(Structured figure records)
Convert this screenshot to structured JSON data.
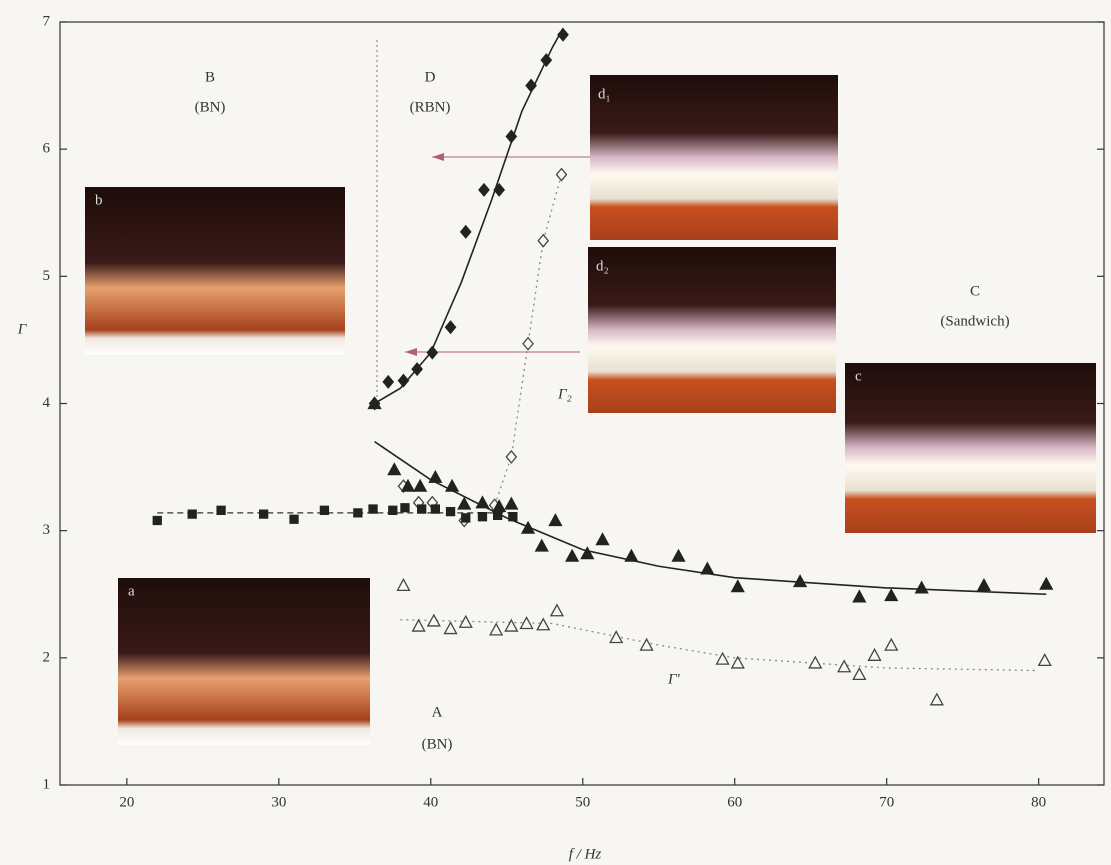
{
  "chart_data": {
    "type": "scatter",
    "xlabel": "f / Hz",
    "ylabel": "Γ",
    "xlim": [
      15.6,
      84.3
    ],
    "ylim": [
      1,
      7
    ],
    "xticks": [
      20,
      30,
      40,
      50,
      60,
      70,
      80
    ],
    "yticks": [
      1,
      2,
      3,
      4,
      5,
      6,
      7
    ],
    "series": [
      {
        "marker": "diamond",
        "filled": true,
        "color": "#222",
        "x": [
          36.3,
          37.2,
          38.2,
          39.1,
          40.1,
          41.3,
          42.3,
          43.5,
          44.5,
          45.3,
          46.6,
          47.6,
          48.7
        ],
        "values": [
          4.0,
          4.17,
          4.18,
          4.27,
          4.4,
          4.6,
          5.35,
          5.68,
          5.68,
          6.1,
          6.5,
          6.7,
          6.9
        ]
      },
      {
        "marker": "diamond",
        "filled": false,
        "color": "#444",
        "x": [
          38.2,
          39.2,
          40.1,
          42.2,
          44.2,
          45.3,
          46.4,
          47.4,
          48.6
        ],
        "values": [
          3.35,
          3.22,
          3.22,
          3.08,
          3.2,
          3.58,
          4.47,
          5.28,
          5.8
        ]
      },
      {
        "marker": "square",
        "filled": true,
        "color": "#222",
        "x": [
          22,
          24.3,
          26.2,
          29,
          31,
          33,
          35.2,
          36.2,
          37.5,
          38.3,
          39.4,
          40.3,
          41.3,
          42.3,
          43.4,
          44.4,
          45.4
        ],
        "values": [
          3.08,
          3.13,
          3.16,
          3.13,
          3.09,
          3.16,
          3.14,
          3.17,
          3.16,
          3.18,
          3.17,
          3.17,
          3.15,
          3.1,
          3.11,
          3.12,
          3.11
        ]
      },
      {
        "marker": "triangle",
        "filled": true,
        "color": "#222",
        "x": [
          36.3,
          37.6,
          38.5,
          39.3,
          40.3,
          41.4,
          42.2,
          43.4,
          44.5,
          45.3,
          46.4,
          47.3,
          48.2,
          49.3,
          50.3,
          51.3,
          53.2,
          56.3,
          58.2,
          60.2,
          64.3,
          68.2,
          70.3,
          72.3,
          76.4,
          80.5
        ],
        "values": [
          4.0,
          3.48,
          3.35,
          3.35,
          3.42,
          3.35,
          3.21,
          3.22,
          3.19,
          3.21,
          3.02,
          2.88,
          3.08,
          2.8,
          2.82,
          2.93,
          2.8,
          2.8,
          2.7,
          2.56,
          2.6,
          2.48,
          2.49,
          2.55,
          2.57,
          2.58
        ]
      },
      {
        "marker": "triangle",
        "filled": false,
        "color": "#444",
        "x": [
          38.2,
          39.2,
          40.2,
          41.3,
          42.3,
          44.3,
          45.3,
          46.3,
          47.4,
          48.3,
          52.2,
          54.2,
          59.2,
          60.2,
          65.3,
          67.2,
          68.2,
          69.2,
          70.3,
          73.3,
          80.4
        ],
        "values": [
          2.57,
          2.25,
          2.29,
          2.23,
          2.28,
          2.22,
          2.25,
          2.27,
          2.26,
          2.37,
          2.16,
          2.1,
          1.99,
          1.96,
          1.96,
          1.93,
          1.87,
          2.02,
          2.1,
          1.67,
          1.98
        ]
      }
    ],
    "fit_lines": [
      {
        "style": "solid",
        "color": "#222",
        "x": [
          36.3,
          38,
          40,
          42,
          44,
          46,
          48,
          48.7
        ],
        "values": [
          4.0,
          4.12,
          4.4,
          4.95,
          5.6,
          6.3,
          6.8,
          6.95
        ]
      },
      {
        "style": "solid",
        "color": "#222",
        "x": [
          36.3,
          40,
          45,
          50,
          55,
          60,
          70,
          80.5
        ],
        "values": [
          3.7,
          3.4,
          3.1,
          2.85,
          2.72,
          2.63,
          2.55,
          2.5
        ]
      },
      {
        "style": "dashed",
        "color": "#333",
        "x": [
          22,
          45.4
        ],
        "values": [
          3.14,
          3.14
        ]
      },
      {
        "style": "dotted",
        "color": "#888",
        "x": [
          44.2,
          45.3,
          46.4,
          47.4,
          48.6
        ],
        "values": [
          3.2,
          3.58,
          4.47,
          5.28,
          5.8
        ]
      },
      {
        "style": "dotted",
        "color": "#888",
        "x": [
          38,
          48,
          55,
          60,
          70,
          80
        ],
        "values": [
          2.3,
          2.27,
          2.1,
          2.0,
          1.92,
          1.9
        ]
      }
    ],
    "regions": [
      "B",
      "(BN)",
      "D",
      "(RBN)",
      "C",
      "(Sandwich)",
      "A",
      "(BN)"
    ],
    "curve_labels": [
      "Γ₂",
      "Γ′"
    ],
    "insets": [
      "a",
      "b",
      "c",
      "d₁",
      "d₂"
    ]
  }
}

▶ _DESCRIPTION OF THE TASK_
Copy the listing over exactly, skipping the pictures it holds.

▶ _ANSWER TO THE PROBLEM_
Convert this screenshot to structured JSON data.
{
  "chart_data": {
    "type": "scatter",
    "xlabel": "f / Hz",
    "ylabel": "Γ",
    "xlim": [
      15.6,
      84.3
    ],
    "ylim": [
      1,
      7
    ],
    "xticks": [
      20,
      30,
      40,
      50,
      60,
      70,
      80
    ],
    "yticks": [
      1,
      2,
      3,
      4,
      5,
      6,
      7
    ],
    "series": [
      {
        "marker": "diamond",
        "filled": true,
        "color": "#222",
        "x": [
          36.3,
          37.2,
          38.2,
          39.1,
          40.1,
          41.3,
          42.3,
          43.5,
          44.5,
          45.3,
          46.6,
          47.6,
          48.7
        ],
        "values": [
          4.0,
          4.17,
          4.18,
          4.27,
          4.4,
          4.6,
          5.35,
          5.68,
          5.68,
          6.1,
          6.5,
          6.7,
          6.9
        ]
      },
      {
        "marker": "diamond",
        "filled": false,
        "color": "#444",
        "x": [
          38.2,
          39.2,
          40.1,
          42.2,
          44.2,
          45.3,
          46.4,
          47.4,
          48.6
        ],
        "values": [
          3.35,
          3.22,
          3.22,
          3.08,
          3.2,
          3.58,
          4.47,
          5.28,
          5.8
        ]
      },
      {
        "marker": "square",
        "filled": true,
        "color": "#222",
        "x": [
          22,
          24.3,
          26.2,
          29,
          31,
          33,
          35.2,
          36.2,
          37.5,
          38.3,
          39.4,
          40.3,
          41.3,
          42.3,
          43.4,
          44.4,
          45.4
        ],
        "values": [
          3.08,
          3.13,
          3.16,
          3.13,
          3.09,
          3.16,
          3.14,
          3.17,
          3.16,
          3.18,
          3.17,
          3.17,
          3.15,
          3.1,
          3.11,
          3.12,
          3.11
        ]
      },
      {
        "marker": "triangle",
        "filled": true,
        "color": "#222",
        "x": [
          36.3,
          37.6,
          38.5,
          39.3,
          40.3,
          41.4,
          42.2,
          43.4,
          44.5,
          45.3,
          46.4,
          47.3,
          48.2,
          49.3,
          50.3,
          51.3,
          53.2,
          56.3,
          58.2,
          60.2,
          64.3,
          68.2,
          70.3,
          72.3,
          76.4,
          80.5
        ],
        "values": [
          4.0,
          3.48,
          3.35,
          3.35,
          3.42,
          3.35,
          3.21,
          3.22,
          3.19,
          3.21,
          3.02,
          2.88,
          3.08,
          2.8,
          2.82,
          2.93,
          2.8,
          2.8,
          2.7,
          2.56,
          2.6,
          2.48,
          2.49,
          2.55,
          2.57,
          2.58
        ]
      },
      {
        "marker": "triangle",
        "filled": false,
        "color": "#444",
        "x": [
          38.2,
          39.2,
          40.2,
          41.3,
          42.3,
          44.3,
          45.3,
          46.3,
          47.4,
          48.3,
          52.2,
          54.2,
          59.2,
          60.2,
          65.3,
          67.2,
          68.2,
          69.2,
          70.3,
          73.3,
          80.4
        ],
        "values": [
          2.57,
          2.25,
          2.29,
          2.23,
          2.28,
          2.22,
          2.25,
          2.27,
          2.26,
          2.37,
          2.16,
          2.1,
          1.99,
          1.96,
          1.96,
          1.93,
          1.87,
          2.02,
          2.1,
          1.67,
          1.98
        ]
      }
    ],
    "fit_lines": [
      {
        "style": "solid",
        "color": "#222",
        "x": [
          36.3,
          38,
          40,
          42,
          44,
          46,
          48,
          48.7
        ],
        "values": [
          4.0,
          4.12,
          4.4,
          4.95,
          5.6,
          6.3,
          6.8,
          6.95
        ]
      },
      {
        "style": "solid",
        "color": "#222",
        "x": [
          36.3,
          40,
          45,
          50,
          55,
          60,
          70,
          80.5
        ],
        "values": [
          3.7,
          3.4,
          3.1,
          2.85,
          2.72,
          2.63,
          2.55,
          2.5
        ]
      },
      {
        "style": "dashed",
        "color": "#333",
        "x": [
          22,
          45.4
        ],
        "values": [
          3.14,
          3.14
        ]
      },
      {
        "style": "dotted",
        "color": "#888",
        "x": [
          44.2,
          45.3,
          46.4,
          47.4,
          48.6
        ],
        "values": [
          3.2,
          3.58,
          4.47,
          5.28,
          5.8
        ]
      },
      {
        "style": "dotted",
        "color": "#888",
        "x": [
          38,
          48,
          55,
          60,
          70,
          80
        ],
        "values": [
          2.3,
          2.27,
          2.1,
          2.0,
          1.92,
          1.9
        ]
      }
    ],
    "regions": [
      "B",
      "(BN)",
      "D",
      "(RBN)",
      "C",
      "(Sandwich)",
      "A",
      "(BN)"
    ],
    "curve_labels": [
      "Γ₂",
      "Γ′"
    ],
    "insets": [
      "a",
      "b",
      "c",
      "d₁",
      "d₂"
    ]
  }
}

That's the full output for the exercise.